[start Dataset]
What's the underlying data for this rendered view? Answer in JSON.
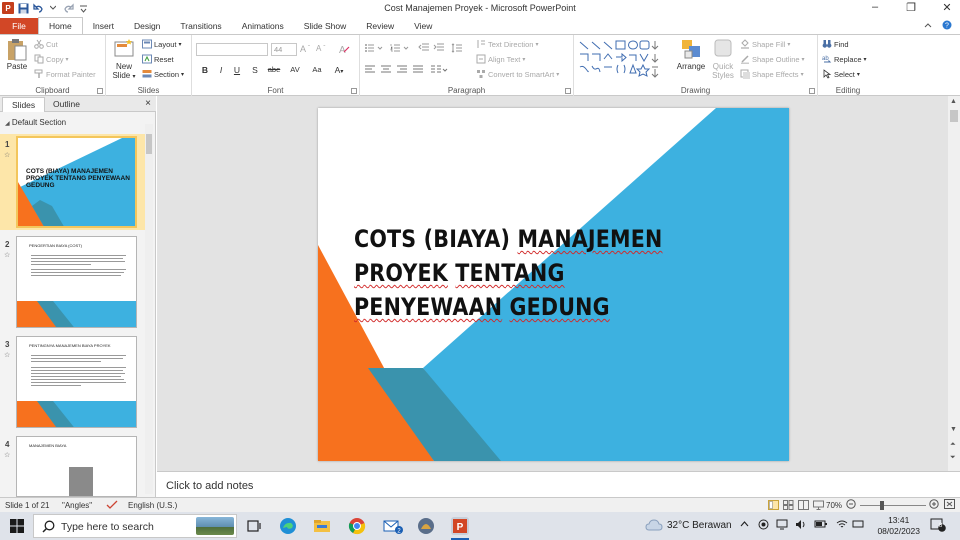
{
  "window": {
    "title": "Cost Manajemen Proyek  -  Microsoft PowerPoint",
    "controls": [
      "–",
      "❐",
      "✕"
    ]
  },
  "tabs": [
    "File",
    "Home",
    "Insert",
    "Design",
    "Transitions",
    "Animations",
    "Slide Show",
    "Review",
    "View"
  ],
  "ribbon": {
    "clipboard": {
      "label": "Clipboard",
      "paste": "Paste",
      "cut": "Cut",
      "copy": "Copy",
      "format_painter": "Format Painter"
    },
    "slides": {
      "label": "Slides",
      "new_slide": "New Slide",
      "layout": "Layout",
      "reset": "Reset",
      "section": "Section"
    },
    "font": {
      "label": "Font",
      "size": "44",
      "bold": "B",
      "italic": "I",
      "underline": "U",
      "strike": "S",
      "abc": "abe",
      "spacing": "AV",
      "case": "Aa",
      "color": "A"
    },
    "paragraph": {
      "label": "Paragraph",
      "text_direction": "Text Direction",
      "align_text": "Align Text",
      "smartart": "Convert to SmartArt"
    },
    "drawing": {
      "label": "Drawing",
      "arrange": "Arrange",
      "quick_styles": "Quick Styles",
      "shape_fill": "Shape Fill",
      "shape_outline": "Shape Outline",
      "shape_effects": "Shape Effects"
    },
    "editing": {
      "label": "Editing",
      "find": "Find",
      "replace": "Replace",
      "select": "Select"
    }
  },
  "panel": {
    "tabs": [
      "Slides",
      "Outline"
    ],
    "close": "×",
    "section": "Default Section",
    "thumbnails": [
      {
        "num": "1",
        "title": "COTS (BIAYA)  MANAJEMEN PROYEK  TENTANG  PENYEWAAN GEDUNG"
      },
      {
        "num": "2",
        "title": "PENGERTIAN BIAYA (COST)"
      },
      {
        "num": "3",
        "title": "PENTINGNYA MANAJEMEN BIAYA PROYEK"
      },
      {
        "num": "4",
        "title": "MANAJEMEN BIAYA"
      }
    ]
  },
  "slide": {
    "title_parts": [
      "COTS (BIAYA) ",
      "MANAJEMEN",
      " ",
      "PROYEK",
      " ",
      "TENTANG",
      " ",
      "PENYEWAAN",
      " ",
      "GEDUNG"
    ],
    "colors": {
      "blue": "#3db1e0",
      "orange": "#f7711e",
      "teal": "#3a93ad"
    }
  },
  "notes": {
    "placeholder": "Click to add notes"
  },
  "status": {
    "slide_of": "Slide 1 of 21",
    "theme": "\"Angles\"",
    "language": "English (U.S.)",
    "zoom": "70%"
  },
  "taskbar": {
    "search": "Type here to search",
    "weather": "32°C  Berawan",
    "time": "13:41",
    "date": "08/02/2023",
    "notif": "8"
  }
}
[end Dataset]
[start Dataset]
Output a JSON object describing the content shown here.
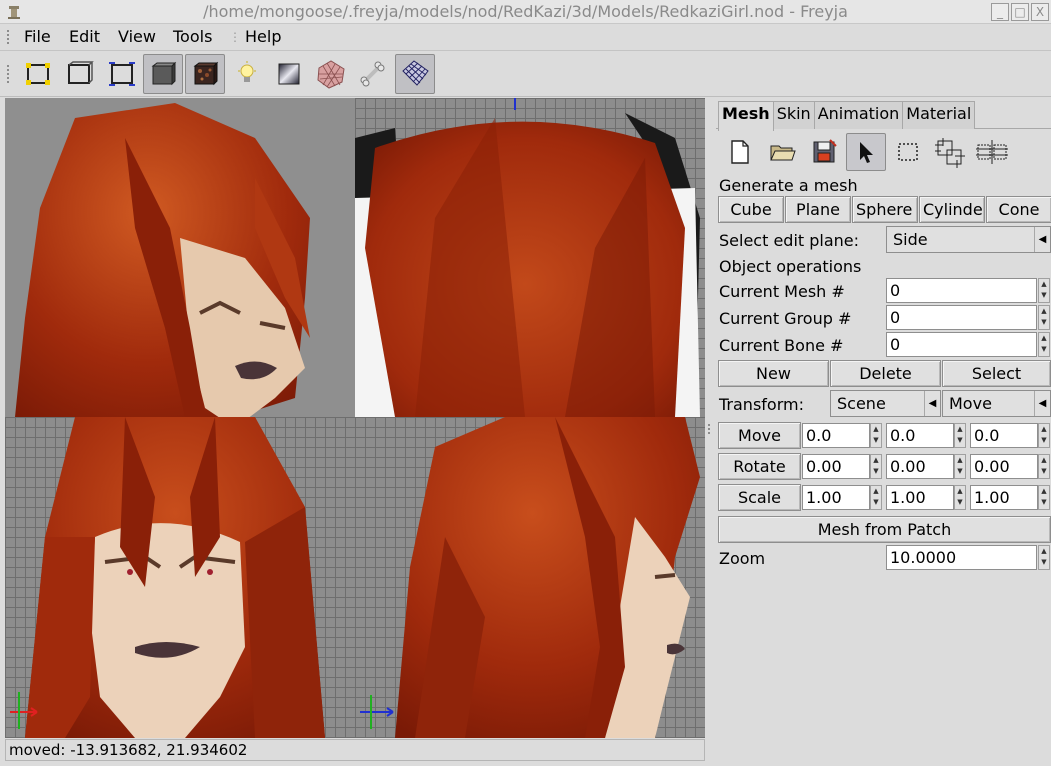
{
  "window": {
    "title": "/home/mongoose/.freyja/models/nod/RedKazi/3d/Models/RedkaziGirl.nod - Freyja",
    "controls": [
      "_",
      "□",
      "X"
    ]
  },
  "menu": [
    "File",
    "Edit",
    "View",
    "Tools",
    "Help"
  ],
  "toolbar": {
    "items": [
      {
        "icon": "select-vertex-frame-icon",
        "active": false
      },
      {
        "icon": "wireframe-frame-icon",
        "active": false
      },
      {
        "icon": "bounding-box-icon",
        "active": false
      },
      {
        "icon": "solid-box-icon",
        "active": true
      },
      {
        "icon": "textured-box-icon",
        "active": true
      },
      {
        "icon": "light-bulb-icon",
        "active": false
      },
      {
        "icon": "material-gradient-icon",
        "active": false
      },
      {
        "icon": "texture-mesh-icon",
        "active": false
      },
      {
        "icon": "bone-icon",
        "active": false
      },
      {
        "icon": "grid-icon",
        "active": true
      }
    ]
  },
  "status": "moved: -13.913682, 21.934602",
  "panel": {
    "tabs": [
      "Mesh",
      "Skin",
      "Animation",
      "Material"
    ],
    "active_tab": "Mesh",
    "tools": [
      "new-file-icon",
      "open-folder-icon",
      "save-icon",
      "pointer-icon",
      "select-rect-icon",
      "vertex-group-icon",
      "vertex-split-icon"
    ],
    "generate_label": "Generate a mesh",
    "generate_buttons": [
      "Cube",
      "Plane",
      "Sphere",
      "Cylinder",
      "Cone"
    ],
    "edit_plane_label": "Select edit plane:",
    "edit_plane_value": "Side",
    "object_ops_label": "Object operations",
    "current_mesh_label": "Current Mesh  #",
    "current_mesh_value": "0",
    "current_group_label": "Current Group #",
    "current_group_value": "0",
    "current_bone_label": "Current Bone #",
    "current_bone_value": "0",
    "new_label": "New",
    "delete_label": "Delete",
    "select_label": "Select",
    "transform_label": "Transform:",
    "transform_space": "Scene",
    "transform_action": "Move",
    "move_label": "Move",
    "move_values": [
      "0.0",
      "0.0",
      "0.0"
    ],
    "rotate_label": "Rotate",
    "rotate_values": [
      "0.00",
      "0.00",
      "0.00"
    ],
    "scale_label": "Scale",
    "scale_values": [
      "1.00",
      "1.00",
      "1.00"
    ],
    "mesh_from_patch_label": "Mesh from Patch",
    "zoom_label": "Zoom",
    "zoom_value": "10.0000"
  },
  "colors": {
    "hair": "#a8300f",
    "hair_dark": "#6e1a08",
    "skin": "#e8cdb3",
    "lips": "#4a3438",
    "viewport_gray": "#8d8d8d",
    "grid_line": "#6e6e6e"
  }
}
[end Dataset]
§ Aim of the task
Look through the material above. Copy each line where the word "PENYEWAAN" appears.

§ Task output
        "title": "COTS (BIAYA)  MANAJEMEN PROYEK  TENTANG  PENYEWAAN GEDUNG"
      "PENYEWAAN",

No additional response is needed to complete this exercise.